Problem to solve
Wherever the word "上重点大学" shows up in a line, please copy that line.

Records for this exercise
** BEGIN **
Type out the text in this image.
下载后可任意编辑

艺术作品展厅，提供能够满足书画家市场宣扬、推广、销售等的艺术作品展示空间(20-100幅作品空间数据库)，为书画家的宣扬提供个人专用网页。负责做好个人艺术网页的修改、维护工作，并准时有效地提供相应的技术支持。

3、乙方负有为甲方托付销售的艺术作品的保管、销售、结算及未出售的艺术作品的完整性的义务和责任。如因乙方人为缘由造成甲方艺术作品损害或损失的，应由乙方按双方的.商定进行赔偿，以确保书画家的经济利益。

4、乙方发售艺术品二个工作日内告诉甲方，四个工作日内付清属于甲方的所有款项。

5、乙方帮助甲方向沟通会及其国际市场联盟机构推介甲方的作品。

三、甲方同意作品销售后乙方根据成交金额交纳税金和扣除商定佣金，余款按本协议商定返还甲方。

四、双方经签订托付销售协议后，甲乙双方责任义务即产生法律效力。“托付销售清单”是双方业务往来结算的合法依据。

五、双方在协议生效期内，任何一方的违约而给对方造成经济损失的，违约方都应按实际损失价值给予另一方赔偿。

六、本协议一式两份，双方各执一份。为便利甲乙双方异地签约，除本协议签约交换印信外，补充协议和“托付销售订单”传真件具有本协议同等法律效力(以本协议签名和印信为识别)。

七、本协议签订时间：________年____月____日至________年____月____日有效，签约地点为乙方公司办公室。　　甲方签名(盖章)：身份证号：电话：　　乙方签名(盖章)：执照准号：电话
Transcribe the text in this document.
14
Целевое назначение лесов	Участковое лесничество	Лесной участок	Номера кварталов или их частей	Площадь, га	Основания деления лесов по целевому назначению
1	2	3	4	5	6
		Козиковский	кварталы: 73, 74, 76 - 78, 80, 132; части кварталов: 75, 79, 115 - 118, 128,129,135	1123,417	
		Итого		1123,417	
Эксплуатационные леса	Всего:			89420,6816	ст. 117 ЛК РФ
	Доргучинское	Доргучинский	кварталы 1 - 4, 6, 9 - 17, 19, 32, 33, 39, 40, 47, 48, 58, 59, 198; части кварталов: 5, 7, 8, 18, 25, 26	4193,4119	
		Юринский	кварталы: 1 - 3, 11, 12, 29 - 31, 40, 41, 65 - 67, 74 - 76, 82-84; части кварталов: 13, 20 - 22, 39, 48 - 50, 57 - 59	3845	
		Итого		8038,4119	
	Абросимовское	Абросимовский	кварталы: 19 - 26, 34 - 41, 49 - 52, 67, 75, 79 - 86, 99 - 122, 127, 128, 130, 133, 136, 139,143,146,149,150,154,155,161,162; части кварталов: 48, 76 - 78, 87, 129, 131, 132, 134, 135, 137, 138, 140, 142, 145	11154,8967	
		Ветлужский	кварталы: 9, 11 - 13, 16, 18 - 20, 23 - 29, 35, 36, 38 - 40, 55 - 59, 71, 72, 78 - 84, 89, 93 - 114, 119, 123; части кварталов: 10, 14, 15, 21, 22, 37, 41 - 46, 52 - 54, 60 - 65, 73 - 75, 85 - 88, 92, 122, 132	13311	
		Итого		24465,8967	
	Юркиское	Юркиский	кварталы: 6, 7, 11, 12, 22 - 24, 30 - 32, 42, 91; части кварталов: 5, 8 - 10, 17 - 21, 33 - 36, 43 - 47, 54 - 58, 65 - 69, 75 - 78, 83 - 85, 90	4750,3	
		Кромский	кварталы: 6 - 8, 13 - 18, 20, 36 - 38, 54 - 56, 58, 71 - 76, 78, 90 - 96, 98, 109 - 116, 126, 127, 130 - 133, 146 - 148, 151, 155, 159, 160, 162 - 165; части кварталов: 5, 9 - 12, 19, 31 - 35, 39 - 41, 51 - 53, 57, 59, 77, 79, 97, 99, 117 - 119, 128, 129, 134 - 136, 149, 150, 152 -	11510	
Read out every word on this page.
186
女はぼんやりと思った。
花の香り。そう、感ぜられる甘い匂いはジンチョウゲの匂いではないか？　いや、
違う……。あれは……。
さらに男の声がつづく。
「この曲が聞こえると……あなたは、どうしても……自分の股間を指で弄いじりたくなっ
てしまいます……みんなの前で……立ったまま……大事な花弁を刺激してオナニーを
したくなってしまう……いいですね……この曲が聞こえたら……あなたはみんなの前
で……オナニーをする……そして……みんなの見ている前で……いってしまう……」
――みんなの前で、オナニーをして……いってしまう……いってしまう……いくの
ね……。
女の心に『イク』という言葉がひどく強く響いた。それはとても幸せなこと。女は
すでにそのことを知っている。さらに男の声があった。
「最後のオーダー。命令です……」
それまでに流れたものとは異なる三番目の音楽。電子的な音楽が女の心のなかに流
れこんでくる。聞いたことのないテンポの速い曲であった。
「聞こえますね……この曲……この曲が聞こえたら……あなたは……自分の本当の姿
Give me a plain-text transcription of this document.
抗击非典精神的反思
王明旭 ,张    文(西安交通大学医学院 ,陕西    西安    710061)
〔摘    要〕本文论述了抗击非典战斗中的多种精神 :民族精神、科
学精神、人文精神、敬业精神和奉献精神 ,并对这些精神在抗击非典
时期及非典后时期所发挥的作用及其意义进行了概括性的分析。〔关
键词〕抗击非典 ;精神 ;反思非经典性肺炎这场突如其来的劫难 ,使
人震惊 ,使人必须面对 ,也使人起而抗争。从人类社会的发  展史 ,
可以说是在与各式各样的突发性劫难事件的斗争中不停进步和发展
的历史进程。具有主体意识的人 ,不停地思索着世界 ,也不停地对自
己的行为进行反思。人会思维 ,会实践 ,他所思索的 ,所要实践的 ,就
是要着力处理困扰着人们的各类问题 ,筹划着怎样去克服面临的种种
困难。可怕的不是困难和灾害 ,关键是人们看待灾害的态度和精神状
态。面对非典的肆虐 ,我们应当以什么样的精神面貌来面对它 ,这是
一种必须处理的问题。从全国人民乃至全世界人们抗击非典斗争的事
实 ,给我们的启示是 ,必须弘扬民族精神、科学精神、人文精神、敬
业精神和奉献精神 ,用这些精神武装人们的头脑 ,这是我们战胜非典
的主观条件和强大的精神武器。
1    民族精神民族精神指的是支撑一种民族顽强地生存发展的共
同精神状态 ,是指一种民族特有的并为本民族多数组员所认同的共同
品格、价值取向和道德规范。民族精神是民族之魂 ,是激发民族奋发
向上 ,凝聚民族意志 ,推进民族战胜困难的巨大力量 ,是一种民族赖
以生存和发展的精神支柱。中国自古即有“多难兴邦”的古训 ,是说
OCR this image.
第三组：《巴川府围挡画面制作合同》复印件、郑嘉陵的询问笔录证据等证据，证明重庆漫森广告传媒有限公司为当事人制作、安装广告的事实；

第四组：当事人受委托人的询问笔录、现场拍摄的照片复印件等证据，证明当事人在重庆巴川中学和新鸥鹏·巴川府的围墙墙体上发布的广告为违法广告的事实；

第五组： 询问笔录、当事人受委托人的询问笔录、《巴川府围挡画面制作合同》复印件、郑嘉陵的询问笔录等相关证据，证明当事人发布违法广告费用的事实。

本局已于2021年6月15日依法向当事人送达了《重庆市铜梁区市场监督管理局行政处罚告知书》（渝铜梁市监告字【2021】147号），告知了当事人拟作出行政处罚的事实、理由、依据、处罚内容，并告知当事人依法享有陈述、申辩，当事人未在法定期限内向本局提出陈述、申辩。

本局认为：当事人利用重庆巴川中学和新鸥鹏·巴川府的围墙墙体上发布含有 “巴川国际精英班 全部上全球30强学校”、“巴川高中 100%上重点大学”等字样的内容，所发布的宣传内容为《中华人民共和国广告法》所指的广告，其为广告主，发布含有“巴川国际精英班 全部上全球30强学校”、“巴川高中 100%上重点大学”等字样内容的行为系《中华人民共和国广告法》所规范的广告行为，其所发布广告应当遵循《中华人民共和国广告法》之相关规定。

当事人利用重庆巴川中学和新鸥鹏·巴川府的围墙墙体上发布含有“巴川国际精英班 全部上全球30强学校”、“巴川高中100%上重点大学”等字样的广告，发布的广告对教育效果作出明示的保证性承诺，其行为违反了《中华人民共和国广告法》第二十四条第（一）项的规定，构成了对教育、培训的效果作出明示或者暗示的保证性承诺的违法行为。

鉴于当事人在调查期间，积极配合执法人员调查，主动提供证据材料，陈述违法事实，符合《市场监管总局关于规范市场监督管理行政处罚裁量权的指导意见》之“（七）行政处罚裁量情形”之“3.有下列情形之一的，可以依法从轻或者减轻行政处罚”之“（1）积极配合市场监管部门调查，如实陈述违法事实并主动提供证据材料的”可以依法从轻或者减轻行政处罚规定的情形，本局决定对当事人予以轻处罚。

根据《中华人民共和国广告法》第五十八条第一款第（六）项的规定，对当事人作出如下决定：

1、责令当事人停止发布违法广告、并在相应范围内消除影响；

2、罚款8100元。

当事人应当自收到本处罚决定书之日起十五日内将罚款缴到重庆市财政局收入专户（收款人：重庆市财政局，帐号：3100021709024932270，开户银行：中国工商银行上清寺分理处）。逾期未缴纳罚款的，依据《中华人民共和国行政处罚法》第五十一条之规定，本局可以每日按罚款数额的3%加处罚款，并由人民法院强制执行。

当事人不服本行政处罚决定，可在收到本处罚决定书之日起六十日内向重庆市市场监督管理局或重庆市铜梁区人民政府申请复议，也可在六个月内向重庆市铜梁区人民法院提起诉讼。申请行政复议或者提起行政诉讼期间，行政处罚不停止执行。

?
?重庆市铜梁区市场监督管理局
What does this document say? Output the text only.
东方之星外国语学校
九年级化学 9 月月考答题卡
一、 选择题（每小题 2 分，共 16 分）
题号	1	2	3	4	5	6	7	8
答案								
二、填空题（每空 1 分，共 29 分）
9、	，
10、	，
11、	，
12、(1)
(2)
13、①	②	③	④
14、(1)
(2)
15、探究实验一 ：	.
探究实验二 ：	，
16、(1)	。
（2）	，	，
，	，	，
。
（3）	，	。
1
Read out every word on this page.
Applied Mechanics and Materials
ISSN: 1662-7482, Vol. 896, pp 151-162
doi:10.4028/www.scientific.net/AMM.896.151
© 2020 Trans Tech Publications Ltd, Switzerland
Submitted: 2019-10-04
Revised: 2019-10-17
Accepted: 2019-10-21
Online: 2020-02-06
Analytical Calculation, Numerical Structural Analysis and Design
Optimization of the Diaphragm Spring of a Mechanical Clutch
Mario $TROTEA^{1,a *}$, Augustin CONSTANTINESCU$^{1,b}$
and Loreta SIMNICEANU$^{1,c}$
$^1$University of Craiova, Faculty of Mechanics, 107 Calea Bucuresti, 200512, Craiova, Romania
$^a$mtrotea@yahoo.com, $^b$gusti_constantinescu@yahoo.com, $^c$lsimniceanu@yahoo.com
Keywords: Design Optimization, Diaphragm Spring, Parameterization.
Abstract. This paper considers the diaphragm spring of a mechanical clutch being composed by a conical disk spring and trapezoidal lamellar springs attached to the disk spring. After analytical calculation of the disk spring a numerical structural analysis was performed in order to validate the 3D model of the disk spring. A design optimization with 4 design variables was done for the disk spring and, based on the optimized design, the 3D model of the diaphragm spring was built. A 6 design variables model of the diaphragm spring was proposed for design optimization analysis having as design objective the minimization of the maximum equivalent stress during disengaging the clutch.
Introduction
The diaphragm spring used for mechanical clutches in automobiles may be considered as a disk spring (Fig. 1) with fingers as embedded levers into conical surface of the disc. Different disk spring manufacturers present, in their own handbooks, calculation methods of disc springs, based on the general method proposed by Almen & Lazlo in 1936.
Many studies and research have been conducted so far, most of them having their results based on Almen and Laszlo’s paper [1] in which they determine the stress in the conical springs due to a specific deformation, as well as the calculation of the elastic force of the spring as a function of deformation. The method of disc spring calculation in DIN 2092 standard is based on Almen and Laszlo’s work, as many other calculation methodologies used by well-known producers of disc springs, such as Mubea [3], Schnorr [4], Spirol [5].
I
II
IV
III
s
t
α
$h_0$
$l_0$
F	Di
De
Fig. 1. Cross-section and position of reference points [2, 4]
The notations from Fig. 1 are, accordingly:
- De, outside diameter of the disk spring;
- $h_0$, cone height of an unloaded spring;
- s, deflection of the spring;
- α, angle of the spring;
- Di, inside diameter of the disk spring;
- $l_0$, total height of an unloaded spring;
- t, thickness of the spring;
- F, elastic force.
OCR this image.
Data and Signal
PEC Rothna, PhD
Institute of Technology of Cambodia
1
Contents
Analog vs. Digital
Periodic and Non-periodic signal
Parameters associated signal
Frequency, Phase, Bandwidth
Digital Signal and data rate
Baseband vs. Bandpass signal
** END **
Result of the exercise
本局认为：当事人利用重庆巴川中学和新鸥鹏·巴川府的围墙墙体上发布含有 “巴川国际精英班 全部上全球30强学校”、“巴川高中 100%上重点大学”等字样的内容，所发布的宣传内容为《中华人民共和国广告法》所指的广告，其为广告主，发布含有“巴川国际精英班 全部上全球30强学校”、“巴川高中 100%上重点大学”等字样内容的行为系《中华人民共和国广告法》所规范的广告行为，其所发布广告应当遵循《中华人民共和国广告法》之相关规定。
当事人利用重庆巴川中学和新鸥鹏·巴川府的围墙墙体上发布含有“巴川国际精英班 全部上全球30强学校”、“巴川高中100%上重点大学”等字样的广告，发布的广告对教育效果作出明示的保证性承诺，其行为违反了《中华人民共和国广告法》第二十四条第（一）项的规定，构成了对教育、培训的效果作出明示或者暗示的保证性承诺的违法行为。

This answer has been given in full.